Problem statement ->
Can you print the data exactly and leave out each image?

(Data items)
#####

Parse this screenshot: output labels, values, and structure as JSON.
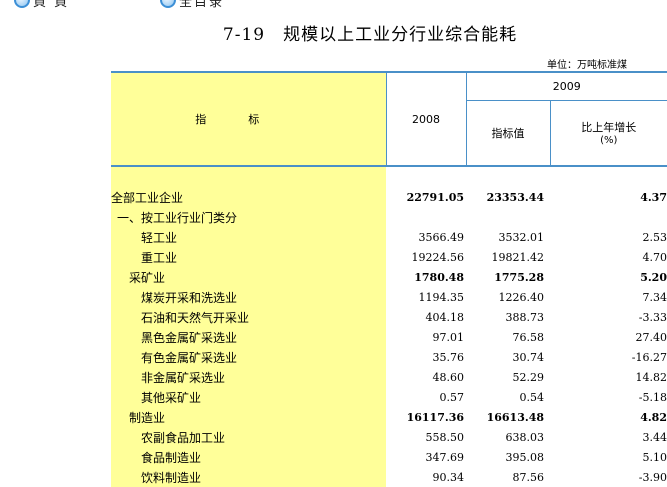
{
  "nav": {
    "left_label": "頁 頁",
    "right_label": "全目录"
  },
  "title": "7-19　规模以上工业分行业综合能耗",
  "unit": "单位：万吨标准煤",
  "header": {
    "indicator": "指标",
    "year_2008": "2008",
    "year_2009": "2009",
    "value_label": "指标值",
    "growth_label": "比上年增长",
    "growth_unit": "(%)"
  },
  "rows": [
    {
      "name": "全部工业企业",
      "v2008": "22791.05",
      "v2009": "23353.44",
      "growth": "4.37",
      "indent": 0,
      "bold": true
    },
    {
      "name": "一、按工业行业门类分",
      "v2008": "",
      "v2009": "",
      "growth": "",
      "indent": 1,
      "bold": false
    },
    {
      "name": "轻工业",
      "v2008": "3566.49",
      "v2009": "3532.01",
      "growth": "2.53",
      "indent": 2,
      "bold": false
    },
    {
      "name": "重工业",
      "v2008": "19224.56",
      "v2009": "19821.42",
      "growth": "4.70",
      "indent": 2,
      "bold": false
    },
    {
      "name": "采矿业",
      "v2008": "1780.48",
      "v2009": "1775.28",
      "growth": "5.20",
      "indent": 4,
      "bold": true
    },
    {
      "name": "煤炭开采和洗选业",
      "v2008": "1194.35",
      "v2009": "1226.40",
      "growth": "7.34",
      "indent": 3,
      "bold": false
    },
    {
      "name": "石油和天然气开采业",
      "v2008": "404.18",
      "v2009": "388.73",
      "growth": "-3.33",
      "indent": 3,
      "bold": false
    },
    {
      "name": "黑色金属矿采选业",
      "v2008": "97.01",
      "v2009": "76.58",
      "growth": "27.40",
      "indent": 3,
      "bold": false
    },
    {
      "name": "有色金属矿采选业",
      "v2008": "35.76",
      "v2009": "30.74",
      "growth": "-16.27",
      "indent": 3,
      "bold": false
    },
    {
      "name": "非金属矿采选业",
      "v2008": "48.60",
      "v2009": "52.29",
      "growth": "14.82",
      "indent": 3,
      "bold": false
    },
    {
      "name": "其他采矿业",
      "v2008": "0.57",
      "v2009": "0.54",
      "growth": "-5.18",
      "indent": 3,
      "bold": false
    },
    {
      "name": "制造业",
      "v2008": "16117.36",
      "v2009": "16613.48",
      "growth": "4.82",
      "indent": 4,
      "bold": true
    },
    {
      "name": "农副食品加工业",
      "v2008": "558.50",
      "v2009": "638.03",
      "growth": "3.44",
      "indent": 3,
      "bold": false
    },
    {
      "name": "食品制造业",
      "v2008": "347.69",
      "v2009": "395.08",
      "growth": "5.10",
      "indent": 3,
      "bold": false
    },
    {
      "name": "饮料制造业",
      "v2008": "90.34",
      "v2009": "87.56",
      "growth": "-3.90",
      "indent": 3,
      "bold": false
    }
  ]
}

#####

Solution to the exercise ->
Parse this screenshot: output labels, values, and structure as JSON.
{
  "nav": {
    "left_label": "頁 頁",
    "right_label": "全目录"
  },
  "title": "7-19　规模以上工业分行业综合能耗",
  "unit": "单位：万吨标准煤",
  "header": {
    "indicator": "指标",
    "year_2008": "2008",
    "year_2009": "2009",
    "value_label": "指标值",
    "growth_label": "比上年增长",
    "growth_unit": "(%)"
  },
  "rows": [
    {
      "name": "全部工业企业",
      "v2008": "22791.05",
      "v2009": "23353.44",
      "growth": "4.37",
      "indent": 0,
      "bold": true
    },
    {
      "name": "一、按工业行业门类分",
      "v2008": "",
      "v2009": "",
      "growth": "",
      "indent": 1,
      "bold": false
    },
    {
      "name": "轻工业",
      "v2008": "3566.49",
      "v2009": "3532.01",
      "growth": "2.53",
      "indent": 2,
      "bold": false
    },
    {
      "name": "重工业",
      "v2008": "19224.56",
      "v2009": "19821.42",
      "growth": "4.70",
      "indent": 2,
      "bold": false
    },
    {
      "name": "采矿业",
      "v2008": "1780.48",
      "v2009": "1775.28",
      "growth": "5.20",
      "indent": 4,
      "bold": true
    },
    {
      "name": "煤炭开采和洗选业",
      "v2008": "1194.35",
      "v2009": "1226.40",
      "growth": "7.34",
      "indent": 3,
      "bold": false
    },
    {
      "name": "石油和天然气开采业",
      "v2008": "404.18",
      "v2009": "388.73",
      "growth": "-3.33",
      "indent": 3,
      "bold": false
    },
    {
      "name": "黑色金属矿采选业",
      "v2008": "97.01",
      "v2009": "76.58",
      "growth": "27.40",
      "indent": 3,
      "bold": false
    },
    {
      "name": "有色金属矿采选业",
      "v2008": "35.76",
      "v2009": "30.74",
      "growth": "-16.27",
      "indent": 3,
      "bold": false
    },
    {
      "name": "非金属矿采选业",
      "v2008": "48.60",
      "v2009": "52.29",
      "growth": "14.82",
      "indent": 3,
      "bold": false
    },
    {
      "name": "其他采矿业",
      "v2008": "0.57",
      "v2009": "0.54",
      "growth": "-5.18",
      "indent": 3,
      "bold": false
    },
    {
      "name": "制造业",
      "v2008": "16117.36",
      "v2009": "16613.48",
      "growth": "4.82",
      "indent": 4,
      "bold": true
    },
    {
      "name": "农副食品加工业",
      "v2008": "558.50",
      "v2009": "638.03",
      "growth": "3.44",
      "indent": 3,
      "bold": false
    },
    {
      "name": "食品制造业",
      "v2008": "347.69",
      "v2009": "395.08",
      "growth": "5.10",
      "indent": 3,
      "bold": false
    },
    {
      "name": "饮料制造业",
      "v2008": "90.34",
      "v2009": "87.56",
      "growth": "-3.90",
      "indent": 3,
      "bold": false
    }
  ]
}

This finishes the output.